▶ **WORK REQUIRED**:
The data must be written out once more, precisely as given.

--- Start of DATA PROVIDED ---

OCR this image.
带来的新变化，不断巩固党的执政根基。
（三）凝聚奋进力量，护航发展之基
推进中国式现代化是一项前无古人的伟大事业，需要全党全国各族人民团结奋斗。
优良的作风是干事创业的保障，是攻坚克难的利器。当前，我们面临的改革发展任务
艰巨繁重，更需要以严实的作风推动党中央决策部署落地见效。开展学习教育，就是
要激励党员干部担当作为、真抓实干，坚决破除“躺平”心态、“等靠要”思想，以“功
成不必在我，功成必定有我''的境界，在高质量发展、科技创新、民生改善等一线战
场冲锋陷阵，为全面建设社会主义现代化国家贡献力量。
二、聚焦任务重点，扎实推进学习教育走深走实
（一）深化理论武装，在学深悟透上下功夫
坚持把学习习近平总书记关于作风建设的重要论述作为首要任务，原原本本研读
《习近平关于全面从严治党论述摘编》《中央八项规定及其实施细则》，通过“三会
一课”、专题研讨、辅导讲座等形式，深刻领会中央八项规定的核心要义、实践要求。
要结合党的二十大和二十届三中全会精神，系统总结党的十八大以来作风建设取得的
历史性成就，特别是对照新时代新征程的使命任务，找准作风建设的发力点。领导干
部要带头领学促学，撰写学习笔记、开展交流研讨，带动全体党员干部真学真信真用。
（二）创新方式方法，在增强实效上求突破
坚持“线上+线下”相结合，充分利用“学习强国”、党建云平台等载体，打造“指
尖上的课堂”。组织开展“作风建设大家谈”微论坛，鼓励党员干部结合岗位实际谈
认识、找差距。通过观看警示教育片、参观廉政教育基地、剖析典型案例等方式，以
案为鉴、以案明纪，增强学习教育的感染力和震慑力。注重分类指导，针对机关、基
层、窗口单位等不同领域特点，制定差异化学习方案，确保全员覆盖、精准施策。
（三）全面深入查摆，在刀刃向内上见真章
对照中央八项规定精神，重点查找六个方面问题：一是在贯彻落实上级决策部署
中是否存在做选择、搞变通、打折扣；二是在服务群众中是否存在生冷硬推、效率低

--- End of DATA PROVIDED ---

▶ **SOLUTION TO THE EXERCISE**:
OCR this image.
带来的新变化，不断巩固党的执政根基。
（三）凝聚奋进力量，护航发展之基
推进中国式现代化是一项前无古人的伟大事业，需要全党全国各族人民团结奋斗。
优良的作风是干事创业的保障，是攻坚克难的利器。当前，我们面临的改革发展任务
艰巨繁重，更需要以严实的作风推动党中央决策部署落地见效。开展学习教育，就是
要激励党员干部担当作为、真抓实干，坚决破除“躺平”心态、“等靠要”思想，以“功
成不必在我，功成必定有我''的境界，在高质量发展、科技创新、民生改善等一线战
场冲锋陷阵，为全面建设社会主义现代化国家贡献力量。
二、聚焦任务重点，扎实推进学习教育走深走实
（一）深化理论武装，在学深悟透上下功夫
坚持把学习习近平总书记关于作风建设的重要论述作为首要任务，原原本本研读
《习近平关于全面从严治党论述摘编》《中央八项规定及其实施细则》，通过“三会
一课”、专题研讨、辅导讲座等形式，深刻领会中央八项规定的核心要义、实践要求。
要结合党的二十大和二十届三中全会精神，系统总结党的十八大以来作风建设取得的
历史性成就，特别是对照新时代新征程的使命任务，找准作风建设的发力点。领导干
部要带头领学促学，撰写学习笔记、开展交流研讨，带动全体党员干部真学真信真用。
（二）创新方式方法，在增强实效上求突破
坚持“线上+线下”相结合，充分利用“学习强国”、党建云平台等载体，打造“指
尖上的课堂”。组织开展“作风建设大家谈”微论坛，鼓励党员干部结合岗位实际谈
认识、找差距。通过观看警示教育片、参观廉政教育基地、剖析典型案例等方式，以
案为鉴、以案明纪，增强学习教育的感染力和震慑力。注重分类指导，针对机关、基
层、窗口单位等不同领域特点，制定差异化学习方案，确保全员覆盖、精准施策。
（三）全面深入查摆，在刀刃向内上见真章
对照中央八项规定精神，重点查找六个方面问题：一是在贯彻落实上级决策部署
中是否存在做选择、搞变通、打折扣；二是在服务群众中是否存在生冷硬推、效率低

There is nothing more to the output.